* [Description of the task]:
Quote every line of the material beneath this one.

* [Material]:
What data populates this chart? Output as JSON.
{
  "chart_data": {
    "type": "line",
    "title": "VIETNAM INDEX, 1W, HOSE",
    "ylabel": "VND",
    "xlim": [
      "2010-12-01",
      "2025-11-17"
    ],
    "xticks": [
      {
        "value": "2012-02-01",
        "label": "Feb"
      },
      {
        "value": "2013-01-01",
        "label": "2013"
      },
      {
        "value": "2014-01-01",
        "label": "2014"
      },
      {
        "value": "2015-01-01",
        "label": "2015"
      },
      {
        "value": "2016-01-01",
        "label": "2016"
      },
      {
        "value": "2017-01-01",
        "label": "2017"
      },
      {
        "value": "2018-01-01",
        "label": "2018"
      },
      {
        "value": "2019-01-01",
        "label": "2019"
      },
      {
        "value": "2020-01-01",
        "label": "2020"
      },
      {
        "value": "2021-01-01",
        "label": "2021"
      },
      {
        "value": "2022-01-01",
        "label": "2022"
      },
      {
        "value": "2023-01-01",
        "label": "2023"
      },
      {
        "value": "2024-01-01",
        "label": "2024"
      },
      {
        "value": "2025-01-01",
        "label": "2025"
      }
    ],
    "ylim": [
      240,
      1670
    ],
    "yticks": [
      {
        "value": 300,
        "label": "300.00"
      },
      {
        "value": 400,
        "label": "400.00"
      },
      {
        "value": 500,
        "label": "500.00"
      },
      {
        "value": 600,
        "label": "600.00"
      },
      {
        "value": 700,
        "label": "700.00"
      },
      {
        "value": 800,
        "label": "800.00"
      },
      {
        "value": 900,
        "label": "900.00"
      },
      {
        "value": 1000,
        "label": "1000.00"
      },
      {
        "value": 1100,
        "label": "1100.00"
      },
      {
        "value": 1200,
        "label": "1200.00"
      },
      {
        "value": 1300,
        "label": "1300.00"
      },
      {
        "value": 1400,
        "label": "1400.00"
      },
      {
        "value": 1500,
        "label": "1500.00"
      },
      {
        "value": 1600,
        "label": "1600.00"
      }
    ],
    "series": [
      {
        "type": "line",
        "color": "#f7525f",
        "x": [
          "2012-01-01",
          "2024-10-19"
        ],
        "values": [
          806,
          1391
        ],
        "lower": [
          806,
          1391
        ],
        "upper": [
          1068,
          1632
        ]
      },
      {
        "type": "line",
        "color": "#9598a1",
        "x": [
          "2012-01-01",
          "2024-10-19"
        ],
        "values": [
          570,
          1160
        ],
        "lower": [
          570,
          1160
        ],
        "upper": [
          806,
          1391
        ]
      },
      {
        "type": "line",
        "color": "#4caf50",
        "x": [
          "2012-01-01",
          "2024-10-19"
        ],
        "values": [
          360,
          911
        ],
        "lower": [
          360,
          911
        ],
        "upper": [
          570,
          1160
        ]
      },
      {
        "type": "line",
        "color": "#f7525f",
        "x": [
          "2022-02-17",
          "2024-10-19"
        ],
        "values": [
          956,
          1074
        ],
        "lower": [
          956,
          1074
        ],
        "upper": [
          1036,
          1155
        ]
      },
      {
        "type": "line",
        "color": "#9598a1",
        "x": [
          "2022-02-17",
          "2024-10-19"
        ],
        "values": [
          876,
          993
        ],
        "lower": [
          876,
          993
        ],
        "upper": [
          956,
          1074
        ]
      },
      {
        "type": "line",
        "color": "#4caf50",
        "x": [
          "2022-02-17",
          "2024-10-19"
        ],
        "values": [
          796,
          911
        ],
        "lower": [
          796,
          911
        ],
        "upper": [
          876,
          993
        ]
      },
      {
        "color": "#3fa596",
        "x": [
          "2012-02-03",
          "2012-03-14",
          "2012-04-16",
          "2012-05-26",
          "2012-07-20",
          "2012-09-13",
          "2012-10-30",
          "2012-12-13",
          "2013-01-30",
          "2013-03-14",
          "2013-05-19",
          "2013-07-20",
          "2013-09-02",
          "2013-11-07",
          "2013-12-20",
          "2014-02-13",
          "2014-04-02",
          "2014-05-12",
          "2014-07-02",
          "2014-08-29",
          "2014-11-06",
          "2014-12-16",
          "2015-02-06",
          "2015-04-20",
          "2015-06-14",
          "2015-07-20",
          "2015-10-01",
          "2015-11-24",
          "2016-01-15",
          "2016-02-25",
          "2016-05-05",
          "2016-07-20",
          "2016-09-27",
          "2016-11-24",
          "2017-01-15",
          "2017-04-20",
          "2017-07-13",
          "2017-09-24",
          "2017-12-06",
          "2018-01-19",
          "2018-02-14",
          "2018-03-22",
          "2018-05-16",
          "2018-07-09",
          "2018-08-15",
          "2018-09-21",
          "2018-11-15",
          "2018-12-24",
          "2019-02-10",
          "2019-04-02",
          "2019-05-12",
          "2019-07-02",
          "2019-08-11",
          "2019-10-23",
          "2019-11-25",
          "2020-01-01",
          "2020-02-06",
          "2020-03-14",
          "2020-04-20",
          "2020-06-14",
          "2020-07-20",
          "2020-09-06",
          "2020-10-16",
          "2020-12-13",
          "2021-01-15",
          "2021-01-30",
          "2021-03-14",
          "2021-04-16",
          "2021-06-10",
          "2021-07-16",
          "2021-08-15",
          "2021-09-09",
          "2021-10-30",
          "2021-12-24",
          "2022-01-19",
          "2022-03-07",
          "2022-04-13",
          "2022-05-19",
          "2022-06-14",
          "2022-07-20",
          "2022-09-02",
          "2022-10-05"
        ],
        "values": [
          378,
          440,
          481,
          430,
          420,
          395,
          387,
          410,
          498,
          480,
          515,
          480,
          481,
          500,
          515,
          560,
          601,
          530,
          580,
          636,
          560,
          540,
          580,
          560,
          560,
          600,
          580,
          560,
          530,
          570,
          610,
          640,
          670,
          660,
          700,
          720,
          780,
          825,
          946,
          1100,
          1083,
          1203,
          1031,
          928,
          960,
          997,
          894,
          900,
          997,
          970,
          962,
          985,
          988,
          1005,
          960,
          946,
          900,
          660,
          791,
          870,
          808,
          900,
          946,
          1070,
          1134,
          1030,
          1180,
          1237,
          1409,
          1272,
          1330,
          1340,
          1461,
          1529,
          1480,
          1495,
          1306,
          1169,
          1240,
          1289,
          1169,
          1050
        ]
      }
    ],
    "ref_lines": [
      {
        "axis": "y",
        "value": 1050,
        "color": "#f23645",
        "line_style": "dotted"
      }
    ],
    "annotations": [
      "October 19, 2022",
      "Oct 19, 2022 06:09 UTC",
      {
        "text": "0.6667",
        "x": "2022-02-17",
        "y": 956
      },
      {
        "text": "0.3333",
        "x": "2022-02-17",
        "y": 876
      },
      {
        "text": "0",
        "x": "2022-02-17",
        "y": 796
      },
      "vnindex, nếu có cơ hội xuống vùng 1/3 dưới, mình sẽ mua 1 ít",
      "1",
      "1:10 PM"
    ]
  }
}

* [Final result]:
What data populates this chart? Output as JSON.
{
  "chart_data": {
    "type": "line",
    "title": "VIETNAM INDEX, 1W, HOSE",
    "ylabel": "VND",
    "xlim": [
      "2010-12-01",
      "2025-11-17"
    ],
    "xticks": [
      {
        "value": "2012-02-01",
        "label": "Feb"
      },
      {
        "value": "2013-01-01",
        "label": "2013"
      },
      {
        "value": "2014-01-01",
        "label": "2014"
      },
      {
        "value": "2015-01-01",
        "label": "2015"
      },
      {
        "value": "2016-01-01",
        "label": "2016"
      },
      {
        "value": "2017-01-01",
        "label": "2017"
      },
      {
        "value": "2018-01-01",
        "label": "2018"
      },
      {
        "value": "2019-01-01",
        "label": "2019"
      },
      {
        "value": "2020-01-01",
        "label": "2020"
      },
      {
        "value": "2021-01-01",
        "label": "2021"
      },
      {
        "value": "2022-01-01",
        "label": "2022"
      },
      {
        "value": "2023-01-01",
        "label": "2023"
      },
      {
        "value": "2024-01-01",
        "label": "2024"
      },
      {
        "value": "2025-01-01",
        "label": "2025"
      }
    ],
    "ylim": [
      240,
      1670
    ],
    "yticks": [
      {
        "value": 300,
        "label": "300.00"
      },
      {
        "value": 400,
        "label": "400.00"
      },
      {
        "value": 500,
        "label": "500.00"
      },
      {
        "value": 600,
        "label": "600.00"
      },
      {
        "value": 700,
        "label": "700.00"
      },
      {
        "value": 800,
        "label": "800.00"
      },
      {
        "value": 900,
        "label": "900.00"
      },
      {
        "value": 1000,
        "label": "1000.00"
      },
      {
        "value": 1100,
        "label": "1100.00"
      },
      {
        "value": 1200,
        "label": "1200.00"
      },
      {
        "value": 1300,
        "label": "1300.00"
      },
      {
        "value": 1400,
        "label": "1400.00"
      },
      {
        "value": 1500,
        "label": "1500.00"
      },
      {
        "value": 1600,
        "label": "1600.00"
      }
    ],
    "series": [
      {
        "type": "line",
        "color": "#f7525f",
        "x": [
          "2012-01-01",
          "2024-10-19"
        ],
        "values": [
          806,
          1391
        ],
        "lower": [
          806,
          1391
        ],
        "upper": [
          1068,
          1632
        ]
      },
      {
        "type": "line",
        "color": "#9598a1",
        "x": [
          "2012-01-01",
          "2024-10-19"
        ],
        "values": [
          570,
          1160
        ],
        "lower": [
          570,
          1160
        ],
        "upper": [
          806,
          1391
        ]
      },
      {
        "type": "line",
        "color": "#4caf50",
        "x": [
          "2012-01-01",
          "2024-10-19"
        ],
        "values": [
          360,
          911
        ],
        "lower": [
          360,
          911
        ],
        "upper": [
          570,
          1160
        ]
      },
      {
        "type": "line",
        "color": "#f7525f",
        "x": [
          "2022-02-17",
          "2024-10-19"
        ],
        "values": [
          956,
          1074
        ],
        "lower": [
          956,
          1074
        ],
        "upper": [
          1036,
          1155
        ]
      },
      {
        "type": "line",
        "color": "#9598a1",
        "x": [
          "2022-02-17",
          "2024-10-19"
        ],
        "values": [
          876,
          993
        ],
        "lower": [
          876,
          993
        ],
        "upper": [
          956,
          1074
        ]
      },
      {
        "type": "line",
        "color": "#4caf50",
        "x": [
          "2022-02-17",
          "2024-10-19"
        ],
        "values": [
          796,
          911
        ],
        "lower": [
          796,
          911
        ],
        "upper": [
          876,
          993
        ]
      },
      {
        "color": "#3fa596",
        "x": [
          "2012-02-03",
          "2012-03-14",
          "2012-04-16",
          "2012-05-26",
          "2012-07-20",
          "2012-09-13",
          "2012-10-30",
          "2012-12-13",
          "2013-01-30",
          "2013-03-14",
          "2013-05-19",
          "2013-07-20",
          "2013-09-02",
          "2013-11-07",
          "2013-12-20",
          "2014-02-13",
          "2014-04-02",
          "2014-05-12",
          "2014-07-02",
          "2014-08-29",
          "2014-11-06",
          "2014-12-16",
          "2015-02-06",
          "2015-04-20",
          "2015-06-14",
          "2015-07-20",
          "2015-10-01",
          "2015-11-24",
          "2016-01-15",
          "2016-02-25",
          "2016-05-05",
          "2016-07-20",
          "2016-09-27",
          "2016-11-24",
          "2017-01-15",
          "2017-04-20",
          "2017-07-13",
          "2017-09-24",
          "2017-12-06",
          "2018-01-19",
          "2018-02-14",
          "2018-03-22",
          "2018-05-16",
          "2018-07-09",
          "2018-08-15",
          "2018-09-21",
          "2018-11-15",
          "2018-12-24",
          "2019-02-10",
          "2019-04-02",
          "2019-05-12",
          "2019-07-02",
          "2019-08-11",
          "2019-10-23",
          "2019-11-25",
          "2020-01-01",
          "2020-02-06",
          "2020-03-14",
          "2020-04-20",
          "2020-06-14",
          "2020-07-20",
          "2020-09-06",
          "2020-10-16",
          "2020-12-13",
          "2021-01-15",
          "2021-01-30",
          "2021-03-14",
          "2021-04-16",
          "2021-06-10",
          "2021-07-16",
          "2021-08-15",
          "2021-09-09",
          "2021-10-30",
          "2021-12-24",
          "2022-01-19",
          "2022-03-07",
          "2022-04-13",
          "2022-05-19",
          "2022-06-14",
          "2022-07-20",
          "2022-09-02",
          "2022-10-05"
        ],
        "values": [
          378,
          440,
          481,
          430,
          420,
          395,
          387,
          410,
          498,
          480,
          515,
          480,
          481,
          500,
          515,
          560,
          601,
          530,
          580,
          636,
          560,
          540,
          580,
          560,
          560,
          600,
          580,
          560,
          530,
          570,
          610,
          640,
          670,
          660,
          700,
          720,
          780,
          825,
          946,
          1100,
          1083,
          1203,
          1031,
          928,
          960,
          997,
          894,
          900,
          997,
          970,
          962,
          985,
          988,
          1005,
          960,
          946,
          900,
          660,
          791,
          870,
          808,
          900,
          946,
          1070,
          1134,
          1030,
          1180,
          1237,
          1409,
          1272,
          1330,
          1340,
          1461,
          1529,
          1480,
          1495,
          1306,
          1169,
          1240,
          1289,
          1169,
          1050
        ]
      }
    ],
    "ref_lines": [
      {
        "axis": "y",
        "value": 1050,
        "color": "#f23645",
        "line_style": "dotted"
      }
    ],
    "annotations": [
      "October 19, 2022",
      "Oct 19, 2022 06:09 UTC",
      {
        "text": "0.6667",
        "x": "2022-02-17",
        "y": 956
      },
      {
        "text": "0.3333",
        "x": "2022-02-17",
        "y": 876
      },
      {
        "text": "0",
        "x": "2022-02-17",
        "y": 796
      },
      "vnindex, nếu có cơ hội xuống vùng 1/3 dưới, mình sẽ mua 1 ít",
      "1",
      "1:10 PM"
    ]
  }
}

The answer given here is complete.